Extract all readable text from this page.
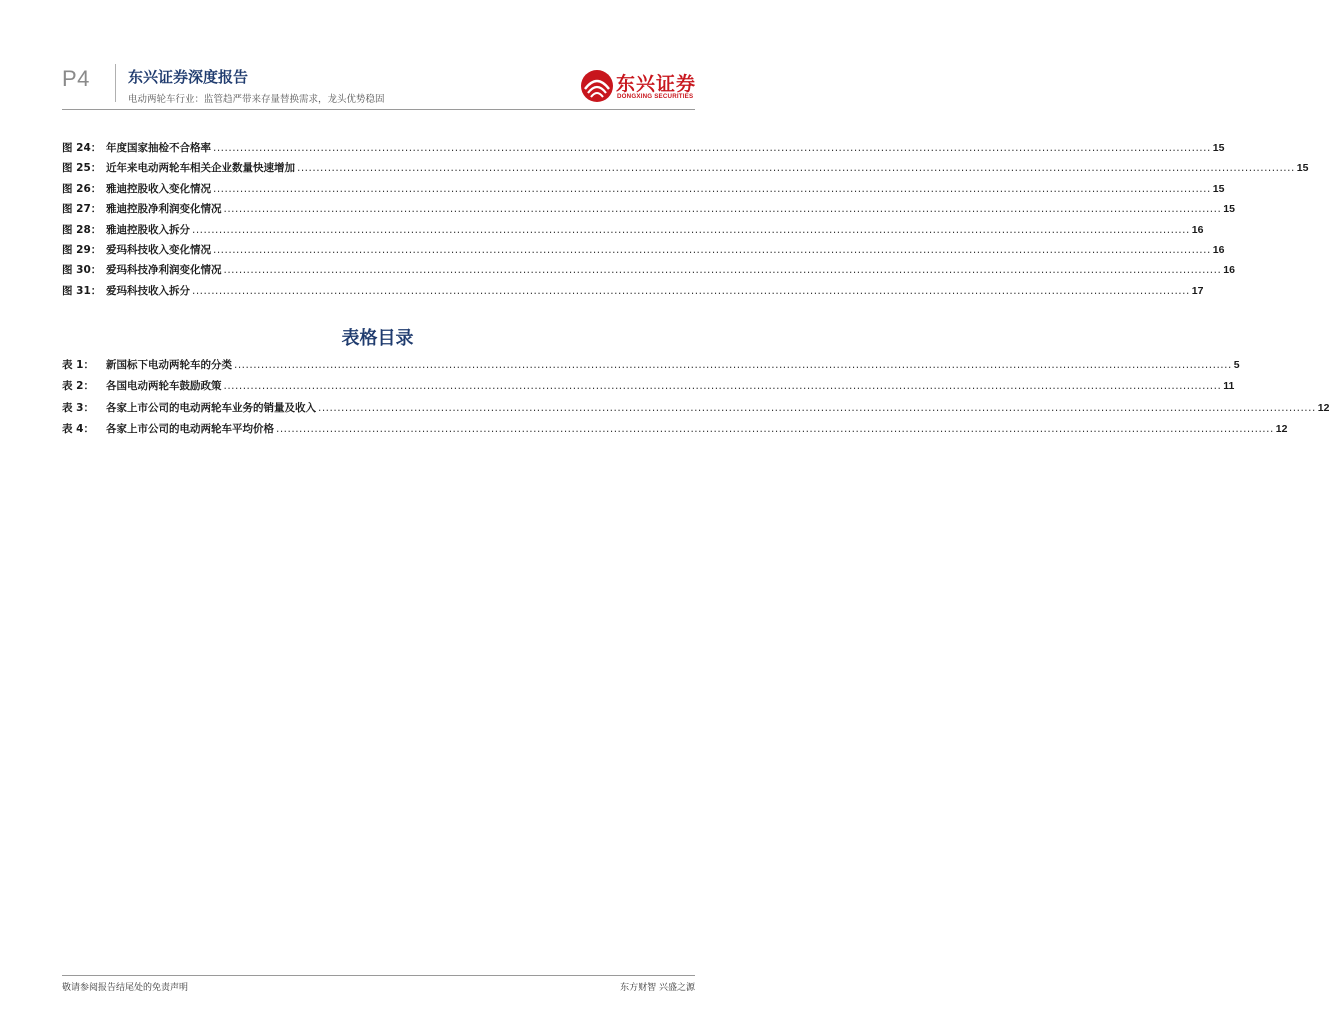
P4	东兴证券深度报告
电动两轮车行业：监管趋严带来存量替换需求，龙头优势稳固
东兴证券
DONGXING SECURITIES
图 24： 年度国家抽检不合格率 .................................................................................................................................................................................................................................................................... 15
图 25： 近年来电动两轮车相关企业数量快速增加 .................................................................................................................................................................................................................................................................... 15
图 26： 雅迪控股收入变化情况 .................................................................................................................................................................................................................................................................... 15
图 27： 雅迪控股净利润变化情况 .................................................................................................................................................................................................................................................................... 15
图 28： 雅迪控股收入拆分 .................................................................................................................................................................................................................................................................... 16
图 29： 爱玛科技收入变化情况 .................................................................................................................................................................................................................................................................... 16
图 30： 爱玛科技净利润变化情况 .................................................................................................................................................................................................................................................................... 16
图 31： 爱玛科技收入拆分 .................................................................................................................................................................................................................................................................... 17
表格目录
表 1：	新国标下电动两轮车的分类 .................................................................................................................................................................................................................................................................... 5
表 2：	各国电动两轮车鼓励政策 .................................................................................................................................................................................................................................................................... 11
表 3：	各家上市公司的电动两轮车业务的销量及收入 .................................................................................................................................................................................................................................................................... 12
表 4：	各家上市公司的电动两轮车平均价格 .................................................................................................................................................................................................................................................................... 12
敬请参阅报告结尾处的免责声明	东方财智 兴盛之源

####

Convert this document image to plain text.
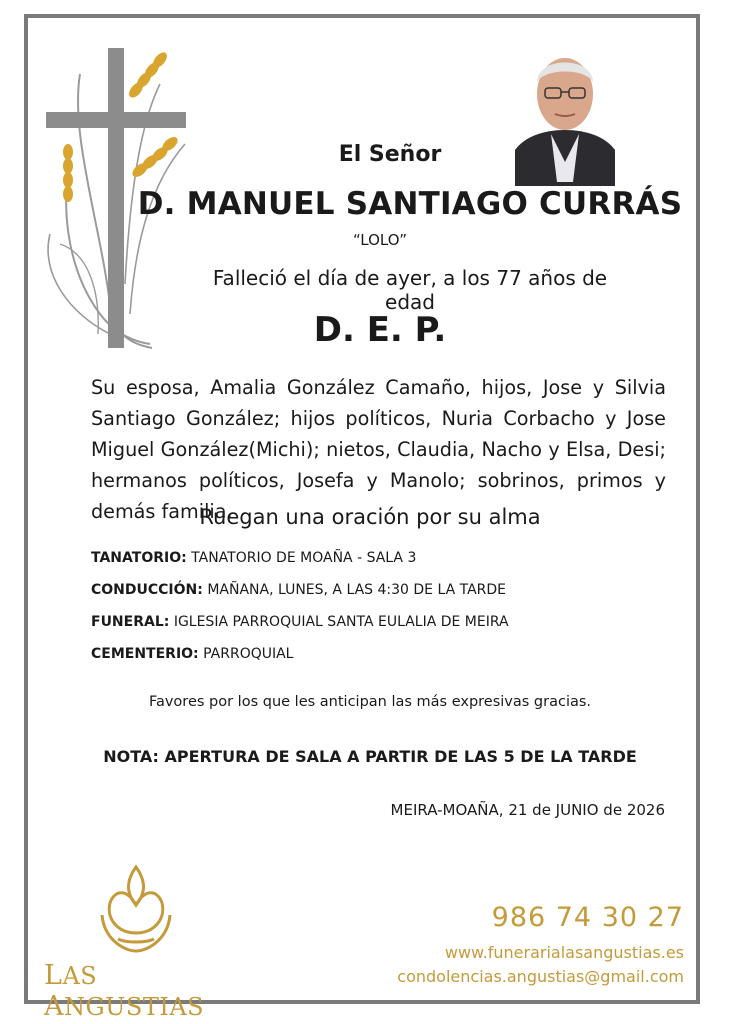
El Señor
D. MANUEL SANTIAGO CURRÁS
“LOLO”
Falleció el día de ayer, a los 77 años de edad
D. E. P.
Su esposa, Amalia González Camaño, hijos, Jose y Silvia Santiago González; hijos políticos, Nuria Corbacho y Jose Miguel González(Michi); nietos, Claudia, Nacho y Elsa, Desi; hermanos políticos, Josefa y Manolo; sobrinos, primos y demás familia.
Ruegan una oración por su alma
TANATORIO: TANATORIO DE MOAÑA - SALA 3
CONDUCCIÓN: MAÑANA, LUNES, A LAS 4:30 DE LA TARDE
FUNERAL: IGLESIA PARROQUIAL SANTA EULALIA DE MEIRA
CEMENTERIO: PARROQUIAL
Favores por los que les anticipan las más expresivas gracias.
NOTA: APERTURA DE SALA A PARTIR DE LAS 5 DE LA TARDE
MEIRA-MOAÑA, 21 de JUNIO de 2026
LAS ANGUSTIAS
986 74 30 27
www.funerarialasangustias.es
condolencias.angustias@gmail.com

####

WHAT YOU SHOULD DO:
Copy every line of the material in which the word "MEIRA" occurs.

WRITTEN RESPONSE:
FUNERAL: IGLESIA PARROQUIAL SANTA EULALIA DE MEIRA
MEIRA-MOAÑA, 21 de JUNIO de 2026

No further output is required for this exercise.